**REQUIRED TASK:** Only lines with the string "color" matter here; gather them from the material below.

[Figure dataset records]
▼
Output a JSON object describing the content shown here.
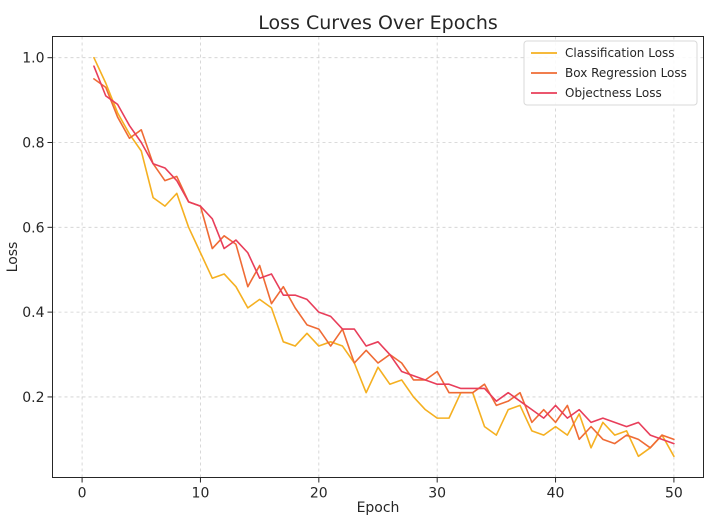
{
  "chart_data": {
    "type": "line",
    "title": "Loss Curves Over Epochs",
    "xlabel": "Epoch",
    "ylabel": "Loss",
    "xlim": [
      -2.5,
      52.5
    ],
    "ylim": [
      0.01,
      1.05
    ],
    "xticks": [
      0,
      10,
      20,
      30,
      40,
      50
    ],
    "xtick_labels": [
      "0",
      "10",
      "20",
      "30",
      "40",
      "50"
    ],
    "yticks": [
      0.2,
      0.4,
      0.6,
      0.8,
      1.0
    ],
    "ytick_labels": [
      "0.2",
      "0.4",
      "0.6",
      "0.8",
      "1.0"
    ],
    "grid": true,
    "legend_position": "top-right",
    "x": [
      1,
      2,
      3,
      4,
      5,
      6,
      7,
      8,
      9,
      10,
      11,
      12,
      13,
      14,
      15,
      16,
      17,
      18,
      19,
      20,
      21,
      22,
      23,
      24,
      25,
      26,
      27,
      28,
      29,
      30,
      31,
      32,
      33,
      34,
      35,
      36,
      37,
      38,
      39,
      40,
      41,
      42,
      43,
      44,
      45,
      46,
      47,
      48,
      49,
      50
    ],
    "series": [
      {
        "name": "Classification Loss",
        "color": "#f5b021",
        "values": [
          1.0,
          0.94,
          0.87,
          0.82,
          0.78,
          0.67,
          0.65,
          0.68,
          0.6,
          0.54,
          0.48,
          0.49,
          0.46,
          0.41,
          0.43,
          0.41,
          0.33,
          0.32,
          0.35,
          0.32,
          0.33,
          0.32,
          0.28,
          0.21,
          0.27,
          0.23,
          0.24,
          0.2,
          0.17,
          0.15,
          0.15,
          0.21,
          0.21,
          0.13,
          0.11,
          0.17,
          0.18,
          0.12,
          0.11,
          0.13,
          0.11,
          0.16,
          0.08,
          0.14,
          0.11,
          0.12,
          0.06,
          0.08,
          0.11,
          0.06
        ]
      },
      {
        "name": "Box Regression Loss",
        "color": "#ef6b35",
        "values": [
          0.95,
          0.93,
          0.86,
          0.81,
          0.83,
          0.75,
          0.71,
          0.72,
          0.66,
          0.65,
          0.55,
          0.58,
          0.56,
          0.46,
          0.51,
          0.42,
          0.46,
          0.41,
          0.37,
          0.36,
          0.32,
          0.36,
          0.28,
          0.31,
          0.28,
          0.3,
          0.28,
          0.24,
          0.24,
          0.26,
          0.21,
          0.21,
          0.21,
          0.23,
          0.18,
          0.19,
          0.21,
          0.14,
          0.17,
          0.14,
          0.18,
          0.1,
          0.13,
          0.1,
          0.09,
          0.11,
          0.1,
          0.08,
          0.11,
          0.1
        ]
      },
      {
        "name": "Objectness Loss",
        "color": "#e83e5a",
        "values": [
          0.98,
          0.91,
          0.89,
          0.84,
          0.8,
          0.75,
          0.74,
          0.71,
          0.66,
          0.65,
          0.62,
          0.55,
          0.57,
          0.54,
          0.48,
          0.49,
          0.44,
          0.44,
          0.43,
          0.4,
          0.39,
          0.36,
          0.36,
          0.32,
          0.33,
          0.3,
          0.26,
          0.25,
          0.24,
          0.23,
          0.23,
          0.22,
          0.22,
          0.22,
          0.19,
          0.21,
          0.19,
          0.17,
          0.15,
          0.18,
          0.15,
          0.17,
          0.14,
          0.15,
          0.14,
          0.13,
          0.14,
          0.11,
          0.1,
          0.09
        ]
      }
    ]
  }
}
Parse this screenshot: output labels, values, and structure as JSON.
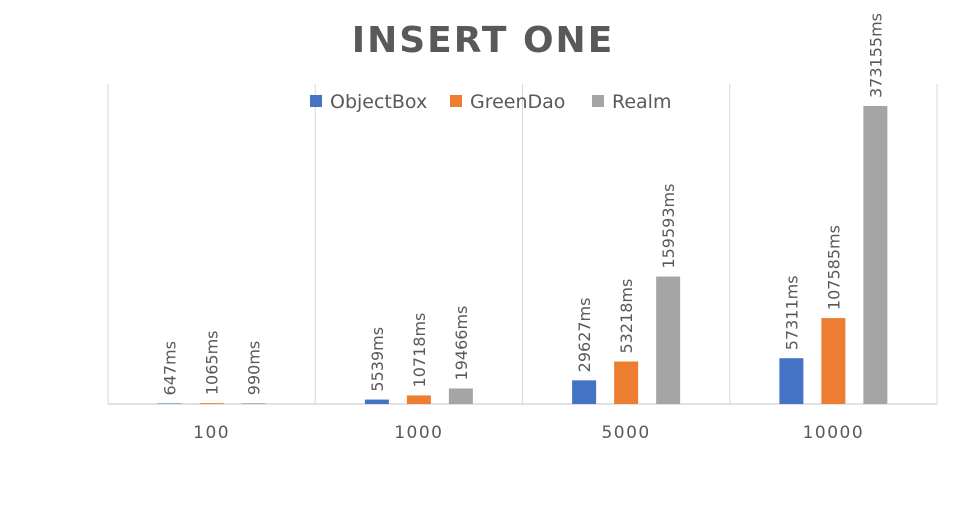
{
  "chart_data": {
    "type": "bar",
    "title": "INSERT ONE",
    "xlabel": "",
    "ylabel": "",
    "categories": [
      "100",
      "1000",
      "5000",
      "10000"
    ],
    "series": [
      {
        "name": "ObjectBox",
        "color": "#4472C4",
        "values": [
          647,
          5539,
          29627,
          57311
        ],
        "labels": [
          "647ms",
          "5539ms",
          "29627ms",
          "57311ms"
        ]
      },
      {
        "name": "GreenDao",
        "color": "#ED7D31",
        "values": [
          1065,
          10718,
          53218,
          107585
        ],
        "labels": [
          "1065ms",
          "10718ms",
          "53218ms",
          "107585ms"
        ]
      },
      {
        "name": "Realm",
        "color": "#A5A5A5",
        "values": [
          990,
          19466,
          159593,
          373155
        ],
        "labels": [
          "990ms",
          "19466ms",
          "159593ms",
          "373155ms"
        ]
      }
    ],
    "ylim": [
      0,
      373155
    ],
    "grid": "vertical",
    "legend": "top"
  }
}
▲
**RESULT OF THIS TASK:**
        "color": "#f5b021",
        "color": "#ef6b35",
        "color": "#e83e5a",
        "color": "#4472C4",
        "color": "#ED7D31",
        "color": "#A5A5A5",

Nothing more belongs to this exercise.